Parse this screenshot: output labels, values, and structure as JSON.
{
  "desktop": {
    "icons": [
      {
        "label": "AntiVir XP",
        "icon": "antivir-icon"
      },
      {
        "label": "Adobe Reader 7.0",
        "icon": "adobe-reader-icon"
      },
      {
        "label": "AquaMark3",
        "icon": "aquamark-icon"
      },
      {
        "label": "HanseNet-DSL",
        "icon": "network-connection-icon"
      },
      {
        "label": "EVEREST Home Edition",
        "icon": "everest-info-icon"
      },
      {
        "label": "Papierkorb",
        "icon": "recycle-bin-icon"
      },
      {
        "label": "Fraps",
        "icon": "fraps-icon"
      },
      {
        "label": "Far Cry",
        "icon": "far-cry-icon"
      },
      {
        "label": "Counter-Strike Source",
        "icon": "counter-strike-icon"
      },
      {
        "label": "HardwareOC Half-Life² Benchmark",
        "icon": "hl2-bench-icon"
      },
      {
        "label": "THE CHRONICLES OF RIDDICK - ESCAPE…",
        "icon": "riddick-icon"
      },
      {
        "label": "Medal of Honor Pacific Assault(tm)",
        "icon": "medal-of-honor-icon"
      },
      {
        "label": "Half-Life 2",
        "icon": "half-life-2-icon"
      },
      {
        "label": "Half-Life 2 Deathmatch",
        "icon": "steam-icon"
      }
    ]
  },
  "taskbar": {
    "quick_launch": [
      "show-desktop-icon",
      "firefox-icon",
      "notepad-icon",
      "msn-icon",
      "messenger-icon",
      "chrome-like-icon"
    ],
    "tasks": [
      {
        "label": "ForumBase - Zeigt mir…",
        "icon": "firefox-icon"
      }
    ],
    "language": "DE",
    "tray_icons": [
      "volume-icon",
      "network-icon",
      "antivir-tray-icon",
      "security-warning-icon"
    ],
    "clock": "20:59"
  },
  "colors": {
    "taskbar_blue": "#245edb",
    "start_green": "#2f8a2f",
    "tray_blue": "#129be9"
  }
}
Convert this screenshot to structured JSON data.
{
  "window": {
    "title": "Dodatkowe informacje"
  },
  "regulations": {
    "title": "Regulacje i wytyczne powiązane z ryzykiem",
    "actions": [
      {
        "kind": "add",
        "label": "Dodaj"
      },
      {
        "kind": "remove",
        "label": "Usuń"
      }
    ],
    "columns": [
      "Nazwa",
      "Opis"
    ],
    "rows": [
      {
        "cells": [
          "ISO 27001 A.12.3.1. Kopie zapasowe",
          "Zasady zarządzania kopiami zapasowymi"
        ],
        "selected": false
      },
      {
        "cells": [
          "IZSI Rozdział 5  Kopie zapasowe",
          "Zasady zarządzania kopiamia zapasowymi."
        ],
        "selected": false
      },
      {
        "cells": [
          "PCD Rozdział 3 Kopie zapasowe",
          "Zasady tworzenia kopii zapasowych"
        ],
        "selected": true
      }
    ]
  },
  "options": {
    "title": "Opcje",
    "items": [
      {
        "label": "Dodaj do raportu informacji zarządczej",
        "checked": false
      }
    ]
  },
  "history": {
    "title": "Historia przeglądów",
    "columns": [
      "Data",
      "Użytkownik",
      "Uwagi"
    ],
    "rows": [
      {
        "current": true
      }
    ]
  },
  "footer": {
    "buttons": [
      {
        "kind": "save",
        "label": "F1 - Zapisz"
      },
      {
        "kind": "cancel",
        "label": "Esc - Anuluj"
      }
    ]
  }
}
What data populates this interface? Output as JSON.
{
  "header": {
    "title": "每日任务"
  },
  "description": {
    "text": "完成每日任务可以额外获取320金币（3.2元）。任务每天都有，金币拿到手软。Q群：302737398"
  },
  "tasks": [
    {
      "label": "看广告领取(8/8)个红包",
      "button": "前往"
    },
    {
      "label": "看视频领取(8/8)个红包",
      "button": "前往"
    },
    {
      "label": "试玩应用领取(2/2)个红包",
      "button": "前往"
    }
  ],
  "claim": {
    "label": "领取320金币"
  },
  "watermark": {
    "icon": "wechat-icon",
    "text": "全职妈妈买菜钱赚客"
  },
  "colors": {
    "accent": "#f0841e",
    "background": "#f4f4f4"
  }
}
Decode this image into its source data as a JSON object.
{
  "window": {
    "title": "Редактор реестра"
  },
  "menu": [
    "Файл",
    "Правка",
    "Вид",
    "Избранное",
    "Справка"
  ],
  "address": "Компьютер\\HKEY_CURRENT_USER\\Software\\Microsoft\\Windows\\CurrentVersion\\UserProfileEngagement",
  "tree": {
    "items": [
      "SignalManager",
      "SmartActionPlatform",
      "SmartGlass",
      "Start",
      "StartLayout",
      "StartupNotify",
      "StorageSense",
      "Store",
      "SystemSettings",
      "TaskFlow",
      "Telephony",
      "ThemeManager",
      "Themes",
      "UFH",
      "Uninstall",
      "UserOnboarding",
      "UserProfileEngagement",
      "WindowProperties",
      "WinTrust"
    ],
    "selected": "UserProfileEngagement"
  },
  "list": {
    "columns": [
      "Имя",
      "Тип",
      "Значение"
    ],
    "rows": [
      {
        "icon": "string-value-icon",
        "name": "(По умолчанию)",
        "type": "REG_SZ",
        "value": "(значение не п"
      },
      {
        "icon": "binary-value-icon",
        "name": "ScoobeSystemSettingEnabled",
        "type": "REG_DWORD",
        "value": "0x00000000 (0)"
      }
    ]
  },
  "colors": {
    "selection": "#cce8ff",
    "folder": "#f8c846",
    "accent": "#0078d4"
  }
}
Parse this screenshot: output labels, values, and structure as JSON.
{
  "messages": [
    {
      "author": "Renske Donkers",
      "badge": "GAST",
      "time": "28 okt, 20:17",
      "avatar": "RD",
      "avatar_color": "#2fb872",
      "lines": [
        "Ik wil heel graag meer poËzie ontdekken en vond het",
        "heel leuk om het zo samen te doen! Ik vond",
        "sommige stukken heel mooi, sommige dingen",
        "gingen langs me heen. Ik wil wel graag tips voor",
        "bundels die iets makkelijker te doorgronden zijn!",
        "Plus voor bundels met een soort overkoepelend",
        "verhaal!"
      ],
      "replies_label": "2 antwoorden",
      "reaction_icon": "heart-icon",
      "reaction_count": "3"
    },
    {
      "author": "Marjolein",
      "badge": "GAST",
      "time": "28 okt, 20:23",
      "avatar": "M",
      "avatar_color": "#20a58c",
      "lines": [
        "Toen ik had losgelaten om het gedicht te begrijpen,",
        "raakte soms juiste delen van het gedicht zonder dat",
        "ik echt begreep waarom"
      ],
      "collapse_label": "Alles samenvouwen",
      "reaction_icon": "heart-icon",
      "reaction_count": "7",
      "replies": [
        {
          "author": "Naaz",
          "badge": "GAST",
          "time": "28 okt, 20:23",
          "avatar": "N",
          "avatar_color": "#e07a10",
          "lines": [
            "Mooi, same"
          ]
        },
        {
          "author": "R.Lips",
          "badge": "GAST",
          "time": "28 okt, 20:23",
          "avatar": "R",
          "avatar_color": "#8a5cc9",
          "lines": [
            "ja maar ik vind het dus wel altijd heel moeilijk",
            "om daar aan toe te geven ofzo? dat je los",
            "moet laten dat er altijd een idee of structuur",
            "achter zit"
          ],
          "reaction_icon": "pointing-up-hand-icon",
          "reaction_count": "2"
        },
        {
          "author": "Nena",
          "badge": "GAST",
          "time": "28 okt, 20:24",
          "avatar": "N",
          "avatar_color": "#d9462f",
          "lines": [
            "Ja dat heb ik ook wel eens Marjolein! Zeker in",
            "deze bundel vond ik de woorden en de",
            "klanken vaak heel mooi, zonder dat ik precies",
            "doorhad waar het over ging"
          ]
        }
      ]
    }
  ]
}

──────

* WHAT THIS TASK INVOLVES: Transcribe the material above word for word.

* EXERCISE ANSWER:
Parse this screenshot: output labels, values, and structure as JSON.
{
  "desktop": {
    "icons": [
      {
        "label": "AntiVir XP",
        "icon": "antivir-icon"
      },
      {
        "label": "Adobe Reader 7.0",
        "icon": "adobe-reader-icon"
      },
      {
        "label": "AquaMark3",
        "icon": "aquamark-icon"
      },
      {
        "label": "HanseNet-DSL",
        "icon": "network-connection-icon"
      },
      {
        "label": "EVEREST Home Edition",
        "icon": "everest-info-icon"
      },
      {
        "label": "Papierkorb",
        "icon": "recycle-bin-icon"
      },
      {
        "label": "Fraps",
        "icon": "fraps-icon"
      },
      {
        "label": "Far Cry",
        "icon": "far-cry-icon"
      },
      {
        "label": "Counter-Strike Source",
        "icon": "counter-strike-icon"
      },
      {
        "label": "HardwareOC Half-Life² Benchmark",
        "icon": "hl2-bench-icon"
      },
      {
        "label": "THE CHRONICLES OF RIDDICK - ESCAPE…",
        "icon": "riddick-icon"
      },
      {
        "label": "Medal of Honor Pacific Assault(tm)",
        "icon": "medal-of-honor-icon"
      },
      {
        "label": "Half-Life 2",
        "icon": "half-life-2-icon"
      },
      {
        "label": "Half-Life 2 Deathmatch",
        "icon": "steam-icon"
      }
    ]
  },
  "taskbar": {
    "quick_launch": [
      "show-desktop-icon",
      "firefox-icon",
      "notepad-icon",
      "msn-icon",
      "messenger-icon",
      "chrome-like-icon"
    ],
    "tasks": [
      {
        "label": "ForumBase - Zeigt mir…",
        "icon": "firefox-icon"
      }
    ],
    "language": "DE",
    "tray_icons": [
      "volume-icon",
      "network-icon",
      "antivir-tray-icon",
      "security-warning-icon"
    ],
    "clock": "20:59"
  },
  "colors": {
    "taskbar_blue": "#245edb",
    "start_green": "#2f8a2f",
    "tray_blue": "#129be9"
  }
}
Convert this screenshot to structured JSON data.
{
  "window": {
    "title": "Dodatkowe informacje"
  },
  "regulations": {
    "title": "Regulacje i wytyczne powiązane z ryzykiem",
    "actions": [
      {
        "kind": "add",
        "label": "Dodaj"
      },
      {
        "kind": "remove",
        "label": "Usuń"
      }
    ],
    "columns": [
      "Nazwa",
      "Opis"
    ],
    "rows": [
      {
        "cells": [
          "ISO 27001 A.12.3.1. Kopie zapasowe",
          "Zasady zarządzania kopiami zapasowymi"
        ],
        "selected": false
      },
      {
        "cells": [
          "IZSI Rozdział 5  Kopie zapasowe",
          "Zasady zarządzania kopiamia zapasowymi."
        ],
        "selected": false
      },
      {
        "cells": [
          "PCD Rozdział 3 Kopie zapasowe",
          "Zasady tworzenia kopii zapasowych"
        ],
        "selected": true
      }
    ]
  },
  "options": {
    "title": "Opcje",
    "items": [
      {
        "label": "Dodaj do raportu informacji zarządczej",
        "checked": false
      }
    ]
  },
  "history": {
    "title": "Historia przeglądów",
    "columns": [
      "Data",
      "Użytkownik",
      "Uwagi"
    ],
    "rows": [
      {
        "current": true
      }
    ]
  },
  "footer": {
    "buttons": [
      {
        "kind": "save",
        "label": "F1 - Zapisz"
      },
      {
        "kind": "cancel",
        "label": "Esc - Anuluj"
      }
    ]
  }
}
What data populates this interface? Output as JSON.
{
  "header": {
    "title": "每日任务"
  },
  "description": {
    "text": "完成每日任务可以额外获取320金币（3.2元）。任务每天都有，金币拿到手软。Q群：302737398"
  },
  "tasks": [
    {
      "label": "看广告领取(8/8)个红包",
      "button": "前往"
    },
    {
      "label": "看视频领取(8/8)个红包",
      "button": "前往"
    },
    {
      "label": "试玩应用领取(2/2)个红包",
      "button": "前往"
    }
  ],
  "claim": {
    "label": "领取320金币"
  },
  "watermark": {
    "icon": "wechat-icon",
    "text": "全职妈妈买菜钱赚客"
  },
  "colors": {
    "accent": "#f0841e",
    "background": "#f4f4f4"
  }
}
Decode this image into its source data as a JSON object.
{
  "window": {
    "title": "Редактор реестра"
  },
  "menu": [
    "Файл",
    "Правка",
    "Вид",
    "Избранное",
    "Справка"
  ],
  "address": "Компьютер\\HKEY_CURRENT_USER\\Software\\Microsoft\\Windows\\CurrentVersion\\UserProfileEngagement",
  "tree": {
    "items": [
      "SignalManager",
      "SmartActionPlatform",
      "SmartGlass",
      "Start",
      "StartLayout",
      "StartupNotify",
      "StorageSense",
      "Store",
      "SystemSettings",
      "TaskFlow",
      "Telephony",
      "ThemeManager",
      "Themes",
      "UFH",
      "Uninstall",
      "UserOnboarding",
      "UserProfileEngagement",
      "WindowProperties",
      "WinTrust"
    ],
    "selected": "UserProfileEngagement"
  },
  "list": {
    "columns": [
      "Имя",
      "Тип",
      "Значение"
    ],
    "rows": [
      {
        "icon": "string-value-icon",
        "name": "(По умолчанию)",
        "type": "REG_SZ",
        "value": "(значение не п"
      },
      {
        "icon": "binary-value-icon",
        "name": "ScoobeSystemSettingEnabled",
        "type": "REG_DWORD",
        "value": "0x00000000 (0)"
      }
    ]
  },
  "colors": {
    "selection": "#cce8ff",
    "folder": "#f8c846",
    "accent": "#0078d4"
  }
}
Parse this screenshot: output labels, values, and structure as JSON.
{
  "messages": [
    {
      "author": "Renske Donkers",
      "badge": "GAST",
      "time": "28 okt, 20:17",
      "avatar": "RD",
      "avatar_color": "#2fb872",
      "lines": [
        "Ik wil heel graag meer poËzie ontdekken en vond het",
        "heel leuk om het zo samen te doen! Ik vond",
        "sommige stukken heel mooi, sommige dingen",
        "gingen langs me heen. Ik wil wel graag tips voor",
        "bundels die iets makkelijker te doorgronden zijn!",
        "Plus voor bundels met een soort overkoepelend",
        "verhaal!"
      ],
      "replies_label": "2 antwoorden",
      "reaction_icon": "heart-icon",
      "reaction_count": "3"
    },
    {
      "author": "Marjolein",
      "badge": "GAST",
      "time": "28 okt, 20:23",
      "avatar": "M",
      "avatar_color": "#20a58c",
      "lines": [
        "Toen ik had losgelaten om het gedicht te begrijpen,",
        "raakte soms juiste delen van het gedicht zonder dat",
        "ik echt begreep waarom"
      ],
      "collapse_label": "Alles samenvouwen",
      "reaction_icon": "heart-icon",
      "reaction_count": "7",
      "replies": [
        {
          "author": "Naaz",
          "badge": "GAST",
          "time": "28 okt, 20:23",
          "avatar": "N",
          "avatar_color": "#e07a10",
          "lines": [
            "Mooi, same"
          ]
        },
        {
          "author": "R.Lips",
          "badge": "GAST",
          "time": "28 okt, 20:23",
          "avatar": "R",
          "avatar_color": "#8a5cc9",
          "lines": [
            "ja maar ik vind het dus wel altijd heel moeilijk",
            "om daar aan toe te geven ofzo? dat je los",
            "moet laten dat er altijd een idee of structuur",
            "achter zit"
          ],
          "reaction_icon": "pointing-up-hand-icon",
          "reaction_count": "2"
        },
        {
          "author": "Nena",
          "badge": "GAST",
          "time": "28 okt, 20:24",
          "avatar": "N",
          "avatar_color": "#d9462f",
          "lines": [
            "Ja dat heb ik ook wel eens Marjolein! Zeker in",
            "deze bundel vond ik de woorden en de",
            "klanken vaak heel mooi, zonder dat ik precies",
            "doorhad waar het over ging"
          ]
        }
      ]
    }
  ]
}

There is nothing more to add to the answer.